» **Data extract**:
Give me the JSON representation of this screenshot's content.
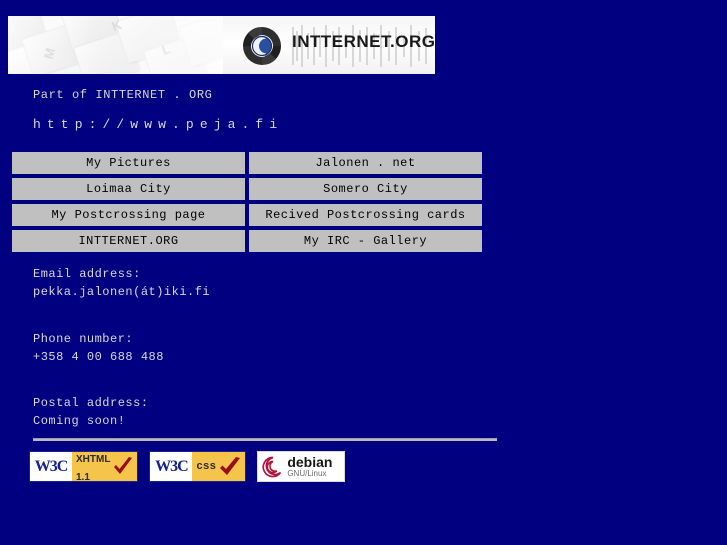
{
  "page": {
    "background_color": "#000080",
    "text_color": "#d8d8d8"
  },
  "banner": {
    "logo_icon": "intternet-swirl-moon-logo",
    "logo_text": "INTTERNET.ORG",
    "keyboard_image": "keyboard-keys-photo",
    "key_glyphs": [
      "M",
      "K",
      "L"
    ]
  },
  "intro": {
    "part_of": "Part of INTTERNET . ORG",
    "url": "http://www.peja.fi"
  },
  "links": {
    "rows": [
      {
        "left": "My Pictures",
        "right": "Jalonen . net"
      },
      {
        "left": "Loimaa City",
        "right": "Somero City"
      },
      {
        "left": "My Postcrossing page",
        "right": "Recived Postcrossing cards"
      },
      {
        "left": "INTTERNET.ORG",
        "right": "My IRC - Gallery"
      }
    ],
    "cell_background": "#c0c0c0"
  },
  "contact": {
    "email_label": "Email address:",
    "email_value": "pekka.jalonen(át)iki.fi",
    "phone_label": "Phone number:",
    "phone_value": "+358 4 00 688 488",
    "postal_label": "Postal address:",
    "postal_value": "Coming soon!"
  },
  "badges": [
    {
      "name": "w3c-xhtml-badge",
      "brand": "W3C",
      "label_line1": "XHTML",
      "label_line2": "1.1",
      "icon": "red-checkmark-icon"
    },
    {
      "name": "w3c-css-badge",
      "brand": "W3C",
      "label_line1": "css",
      "label_line2": "",
      "icon": "red-checkmark-icon"
    },
    {
      "name": "debian-badge",
      "brand": "debian",
      "label_line1": "GNU/Linux",
      "label_line2": "",
      "icon": "debian-swirl-icon"
    }
  ]
}
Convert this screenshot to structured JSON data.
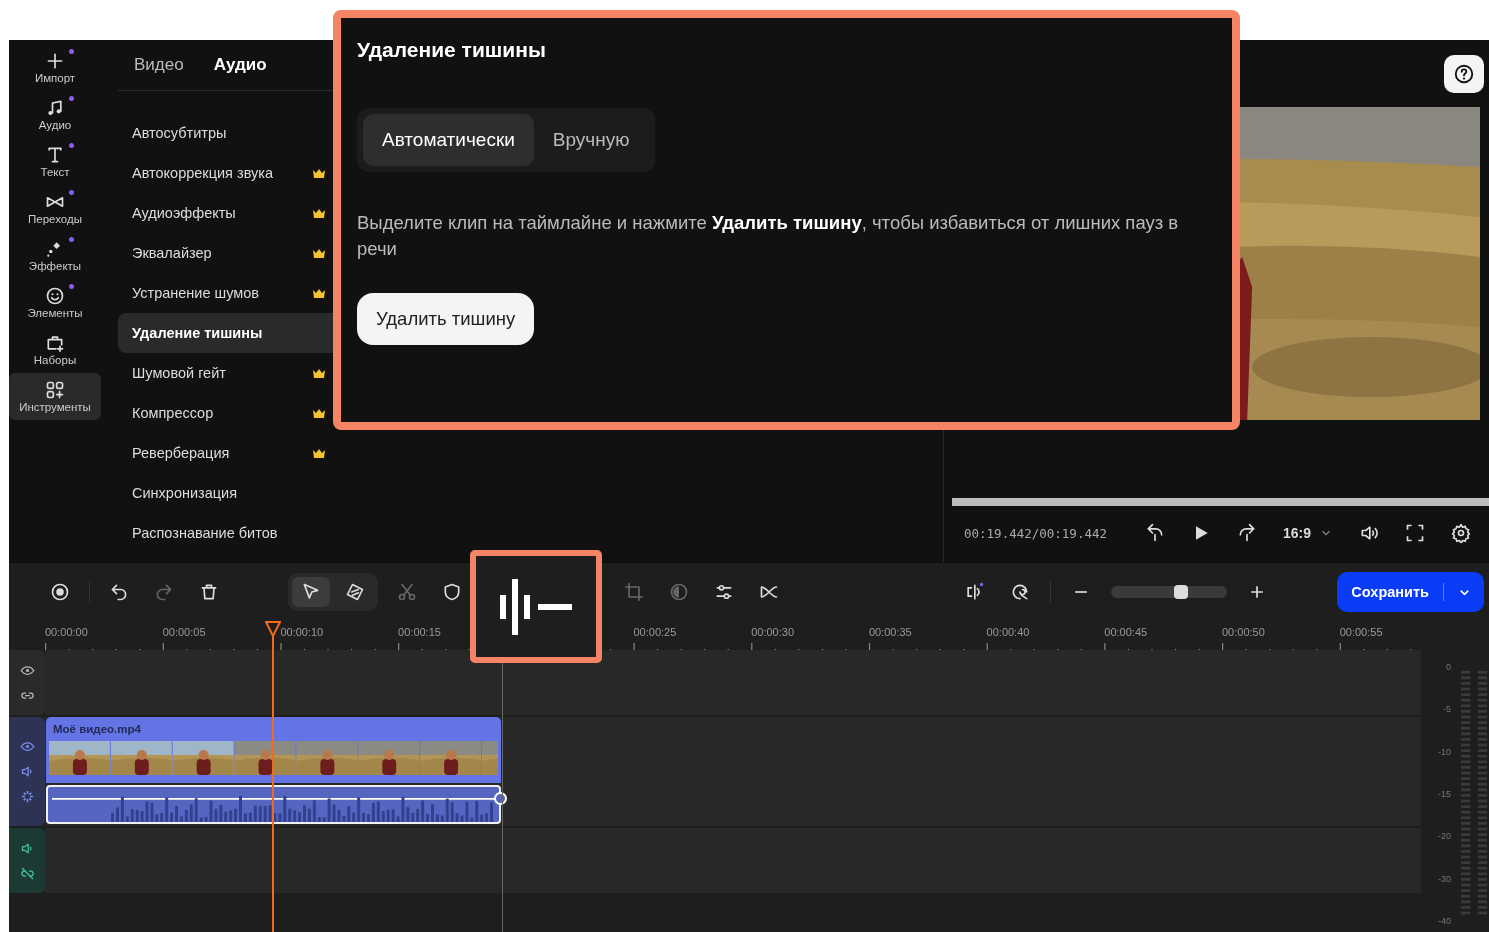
{
  "rail": [
    {
      "kind": "import",
      "label": "Импорт",
      "dot": true,
      "selected": false
    },
    {
      "kind": "audio",
      "label": "Аудио",
      "dot": true,
      "selected": false
    },
    {
      "kind": "text",
      "label": "Текст",
      "dot": true,
      "selected": false
    },
    {
      "kind": "transitions",
      "label": "Переходы",
      "dot": true,
      "selected": false
    },
    {
      "kind": "effects",
      "label": "Эффекты",
      "dot": true,
      "selected": false
    },
    {
      "kind": "elements",
      "label": "Элементы",
      "dot": true,
      "selected": false
    },
    {
      "kind": "kits",
      "label": "Наборы",
      "dot": false,
      "selected": false
    },
    {
      "kind": "tools",
      "label": "Инструменты",
      "dot": false,
      "selected": true
    }
  ],
  "panel": {
    "tabs": [
      {
        "label": "Видео",
        "selected": false
      },
      {
        "label": "Аудио",
        "selected": true
      }
    ],
    "items": [
      {
        "label": "Автосубтитры",
        "premium": false,
        "selected": false
      },
      {
        "label": "Автокоррекция звука",
        "premium": true,
        "selected": false
      },
      {
        "label": "Аудиоэффекты",
        "premium": true,
        "selected": false
      },
      {
        "label": "Эквалайзер",
        "premium": true,
        "selected": false
      },
      {
        "label": "Устранение шумов",
        "premium": true,
        "selected": false
      },
      {
        "label": "Удаление тишины",
        "premium": false,
        "selected": true
      },
      {
        "label": "Шумовой гейт",
        "premium": true,
        "selected": false
      },
      {
        "label": "Компрессор",
        "premium": true,
        "selected": false
      },
      {
        "label": "Реверберация",
        "premium": true,
        "selected": false
      },
      {
        "label": "Синхронизация",
        "premium": false,
        "selected": false
      },
      {
        "label": "Распознавание битов",
        "premium": false,
        "selected": false
      }
    ]
  },
  "popup": {
    "title": "Удаление тишины",
    "modes": [
      {
        "label": "Автоматически",
        "selected": true
      },
      {
        "label": "Вручную",
        "selected": false
      }
    ],
    "description": "Выделите клип на таймлайне и нажмите **Удалить тишину**, чтобы избавиться от лишних пауз в речи",
    "button": "Удалить тишину"
  },
  "preview": {
    "timecode": "00:19.442/00:19.442",
    "aspect": "16:9",
    "progress": {
      "level": 1
    }
  },
  "toolbar": {
    "tools_left": [
      {
        "kind": "record",
        "disabled": false
      },
      {
        "kind": "undo",
        "disabled": false
      },
      {
        "kind": "redo",
        "disabled": true
      },
      {
        "kind": "trash",
        "disabled": false
      }
    ],
    "modes": [
      {
        "kind": "pointer",
        "selected": true
      },
      {
        "kind": "tag",
        "selected": false
      }
    ],
    "tools_mid": [
      {
        "kind": "scissors",
        "disabled": true
      },
      {
        "kind": "shield",
        "disabled": false
      }
    ],
    "tools_right": [
      {
        "kind": "crop",
        "disabled": true
      },
      {
        "kind": "contrast",
        "disabled": true
      },
      {
        "kind": "sliders",
        "disabled": false
      },
      {
        "kind": "bowtie",
        "disabled": false
      }
    ],
    "zoom": {
      "level": 0.6
    },
    "save": "Сохранить"
  },
  "timeline": {
    "ruler": [
      "00:00:00",
      "00:00:05",
      "00:00:10",
      "00:00:15",
      "00:00:25",
      "00:00:30",
      "00:00:35",
      "00:00:40",
      "00:00:45",
      "00:00:50",
      "00:00:55"
    ],
    "clip": {
      "name": "Моё видео.mp4"
    },
    "meter": [
      "0",
      "-5",
      "-10",
      "-15",
      "-20",
      "-30",
      "-40"
    ]
  }
}
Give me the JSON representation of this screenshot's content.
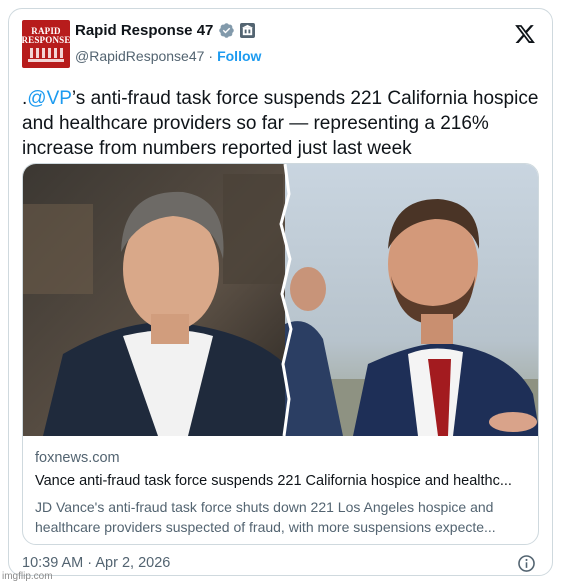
{
  "account": {
    "display_name": "Rapid Response 47",
    "handle": "@RapidResponse47",
    "separator": "·",
    "follow_label": "Follow",
    "avatar_text_line1": "RAPID",
    "avatar_text_line2": "RESPONSE",
    "avatar_icon": "white-house-logo"
  },
  "icons": {
    "verified": "verified-badge-icon",
    "org_badge": "government-org-icon",
    "platform": "x-logo-icon",
    "info": "info-icon"
  },
  "tweet": {
    "prefix": ".",
    "mention": "@VP",
    "body": "’s anti-fraud task force suspends 221 California hospice and healthcare providers so far — representing a 216% increase from numbers reported just last week",
    "timestamp": "10:39 AM · Apr 2, 2026"
  },
  "link_card": {
    "domain": "foxnews.com",
    "title": "Vance anti-fraud task force suspends 221 California hospice and healthc...",
    "description": "JD Vance's anti-fraud task force shuts down 221 Los Angeles hospice and healthcare providers suspected of fraud, with more suspensions expecte..."
  },
  "watermark": "imgflip.com",
  "colors": {
    "accent": "#1d9bf0",
    "text": "#0f1419",
    "secondary": "#536471",
    "border": "#cfd9de",
    "avatar_bg": "#b71c1c"
  }
}
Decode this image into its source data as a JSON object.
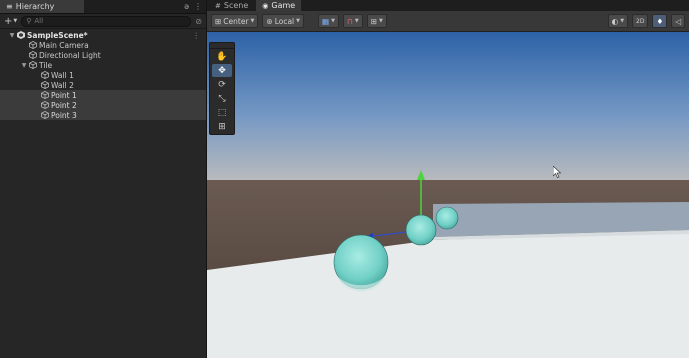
{
  "hierarchy": {
    "tab_label": "Hierarchy",
    "search_placeholder": "All",
    "items": [
      {
        "label": "SampleScene*",
        "depth": 0,
        "expanded": true,
        "icon": "unity-scene-icon",
        "bold": true
      },
      {
        "label": "Main Camera",
        "depth": 1,
        "icon": "gameobject-icon"
      },
      {
        "label": "Directional Light",
        "depth": 1,
        "icon": "gameobject-icon"
      },
      {
        "label": "Tile",
        "depth": 1,
        "expanded": true,
        "icon": "gameobject-icon"
      },
      {
        "label": "Wall 1",
        "depth": 2,
        "icon": "gameobject-icon"
      },
      {
        "label": "Wall 2",
        "depth": 2,
        "icon": "gameobject-icon"
      },
      {
        "label": "Point 1",
        "depth": 2,
        "icon": "gameobject-icon",
        "selected": true
      },
      {
        "label": "Point 2",
        "depth": 2,
        "icon": "gameobject-icon",
        "selected": true
      },
      {
        "label": "Point 3",
        "depth": 2,
        "icon": "gameobject-icon",
        "selected": true
      }
    ]
  },
  "scene_view": {
    "tabs": [
      {
        "label": "Scene",
        "icon": "grid-icon",
        "active": false
      },
      {
        "label": "Game",
        "icon": "gamepad-icon",
        "active": true
      }
    ],
    "toolbar": {
      "pivot_label": "Center",
      "space_label": "Local"
    },
    "tools": [
      "hand-tool-icon",
      "move-tool-icon",
      "rotate-tool-icon",
      "scale-tool-icon",
      "rect-tool-icon",
      "transform-tool-icon"
    ],
    "active_tool": "move-tool-icon"
  },
  "colors": {
    "sky_top": "#2f65a8",
    "sky_bottom": "#b4b6b9",
    "ground": "#5a4a42",
    "floor": "#e9eced",
    "sphere": "#7fd8cf",
    "gizmo_y": "#4fd33e",
    "gizmo_z": "#2a4bd6",
    "selection": "#3b3b3b"
  }
}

» **Prompt**: Using the records above, find and show each line with the string "California".

» **Expected answer**:
    "body": "’s anti-fraud task force suspends 221 California hospice and healthcare providers so far — representing a 216% increase from numbers reported just last week",
    "title": "Vance anti-fraud task force suspends 221 California hospice and healthc...",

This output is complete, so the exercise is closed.